Copy each of the items below word for word, but leave out the pictures.

---*---

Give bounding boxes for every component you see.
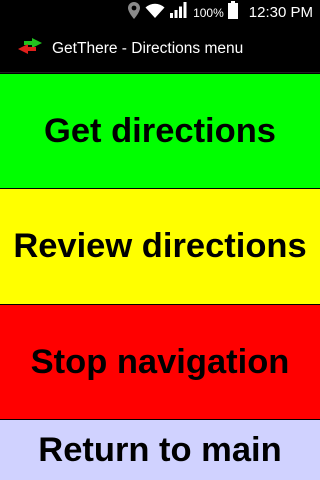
get-directions-button[interactable]: Get directions — [0, 74, 320, 188]
return-to-main-label: Return to main — [38, 430, 282, 469]
status-bar: 100% 12:30 PM — [0, 0, 320, 25]
arrows-icon — [14, 36, 46, 61]
battery-icon — [227, 1, 238, 24]
signal-icon — [170, 2, 188, 23]
get-directions-label: Get directions — [44, 111, 276, 150]
clock: 12:30 PM — [248, 4, 313, 21]
battery-percent: 100% — [193, 5, 224, 20]
wifi-icon — [145, 3, 165, 23]
location-icon — [128, 1, 141, 24]
stop-navigation-button[interactable]: Stop navigation — [0, 305, 320, 419]
action-bar: GetThere - Directions menu — [0, 25, 320, 73]
review-directions-button[interactable]: Review directions — [0, 189, 320, 304]
return-to-main-button[interactable]: Return to main — [0, 420, 320, 480]
app-title: GetThere - Directions menu — [52, 39, 244, 57]
stop-navigation-label: Stop navigation — [30, 342, 290, 381]
review-directions-label: Review directions — [13, 227, 307, 265]
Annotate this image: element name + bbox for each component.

---*---

Written solution:
Give bounding boxes for every component you see.
get-directions-button[interactable]: Get directions — [0, 74, 320, 188]
return-to-main-label: Return to main — [38, 430, 282, 469]
status-bar: 100% 12:30 PM — [0, 0, 320, 25]
arrows-icon — [14, 36, 46, 61]
battery-icon — [227, 1, 238, 24]
signal-icon — [170, 2, 188, 23]
get-directions-label: Get directions — [44, 111, 276, 150]
clock: 12:30 PM — [248, 4, 313, 21]
battery-percent: 100% — [193, 5, 224, 20]
wifi-icon — [145, 3, 165, 23]
location-icon — [128, 1, 141, 24]
stop-navigation-button[interactable]: Stop navigation — [0, 305, 320, 419]
action-bar: GetThere - Directions menu — [0, 25, 320, 73]
review-directions-button[interactable]: Review directions — [0, 189, 320, 304]
return-to-main-button[interactable]: Return to main — [0, 420, 320, 480]
app-title: GetThere - Directions menu — [52, 39, 244, 57]
stop-navigation-label: Stop navigation — [30, 342, 290, 381]
review-directions-label: Review directions — [13, 227, 307, 265]
Annotate this image: element name + bbox for each component.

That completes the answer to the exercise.